==== INPUT ROWS ====

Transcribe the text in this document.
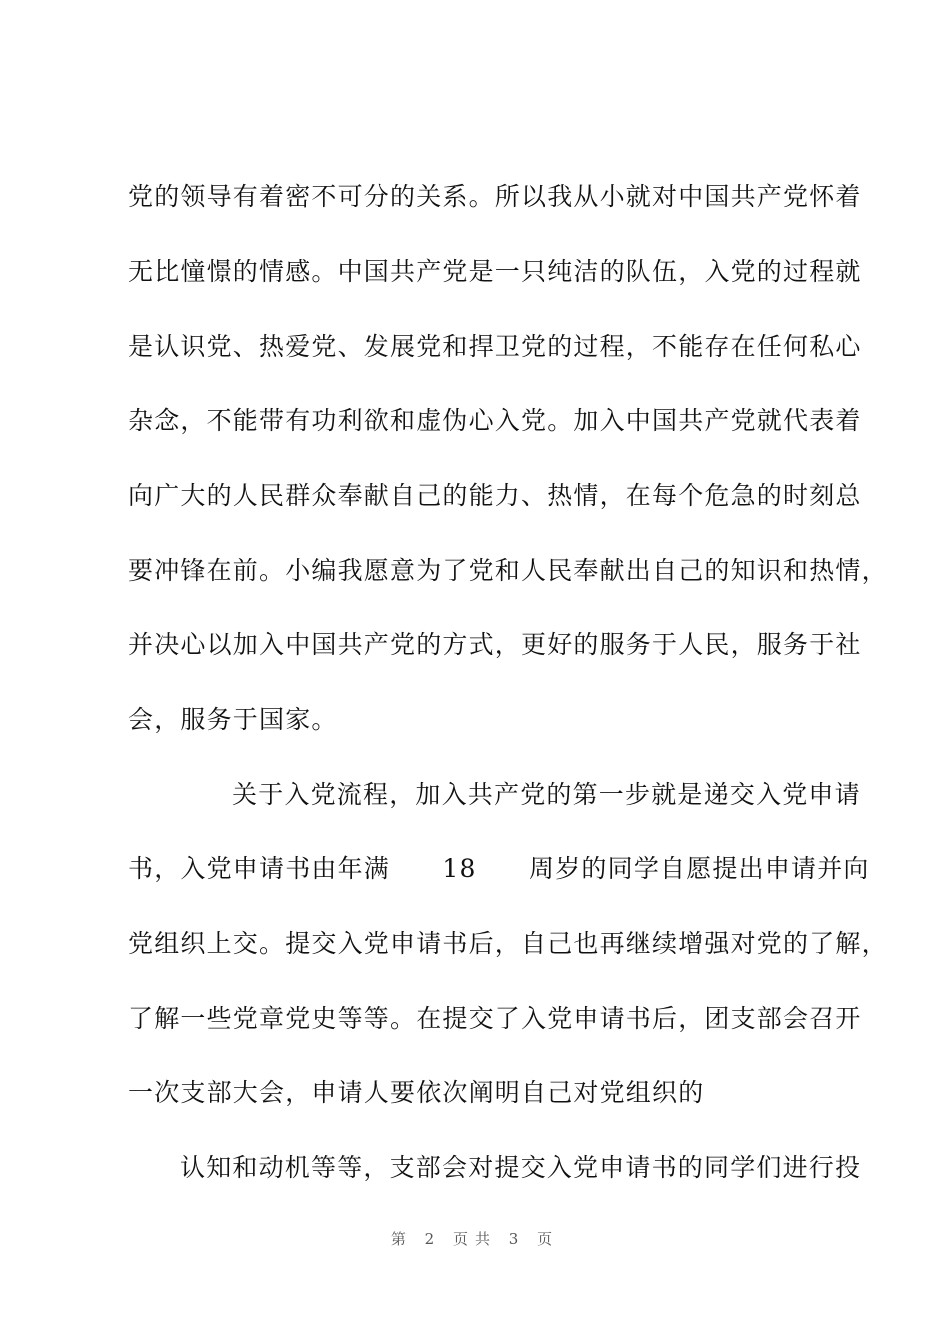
党的领导有着密不可分的关系。所以我从小就对中国共产党怀着
无比憧憬的情感。中国共产党是一只纯洁的队伍，入党的过程就
是认识党、热爱党、发展党和捍卫党的过程，不能存在任何私心
杂念，不能带有功利欲和虚伪心入党。加入中国共产党就代表着
向广大的人民群众奉献自己的能力、热情，在每个危急的时刻总
要冲锋在前。小编我愿意为了党和人民奉献出自己的知识和热情，
并决心以加入中国共产党的方式，更好的服务于人民，服务于社
会，服务于国家。
关于入党流程，加入共产党的第一步就是递交入党申请
书，入党申请书由年满　　18　　周岁的同学自愿提出申请并向
党组织上交。提交入党申请书后，自己也再继续增强对党的了解，
了解一些党章党史等等。在提交了入党申请书后，团支部会召开
一次支部大会，申请人要依次阐明自己对党组织的
认知和动机等等，支部会对提交入党申请书的同学们进行投
第 2 页共 3 页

====

▸ **EXERCISE**:
Your copy of the data should match it exactly, except that pictures are left out.

▸ **ANSWER TO THE TASK**:
Transcribe the text in this document.
党的领导有着密不可分的关系。所以我从小就对中国共产党怀着
无比憧憬的情感。中国共产党是一只纯洁的队伍，入党的过程就
是认识党、热爱党、发展党和捍卫党的过程，不能存在任何私心
杂念，不能带有功利欲和虚伪心入党。加入中国共产党就代表着
向广大的人民群众奉献自己的能力、热情，在每个危急的时刻总
要冲锋在前。小编我愿意为了党和人民奉献出自己的知识和热情，
并决心以加入中国共产党的方式，更好的服务于人民，服务于社
会，服务于国家。
关于入党流程，加入共产党的第一步就是递交入党申请
书，入党申请书由年满　　18　　周岁的同学自愿提出申请并向
党组织上交。提交入党申请书后，自己也再继续增强对党的了解，
了解一些党章党史等等。在提交了入党申请书后，团支部会召开
一次支部大会，申请人要依次阐明自己对党组织的
认知和动机等等，支部会对提交入党申请书的同学们进行投
第 2 页共 3 页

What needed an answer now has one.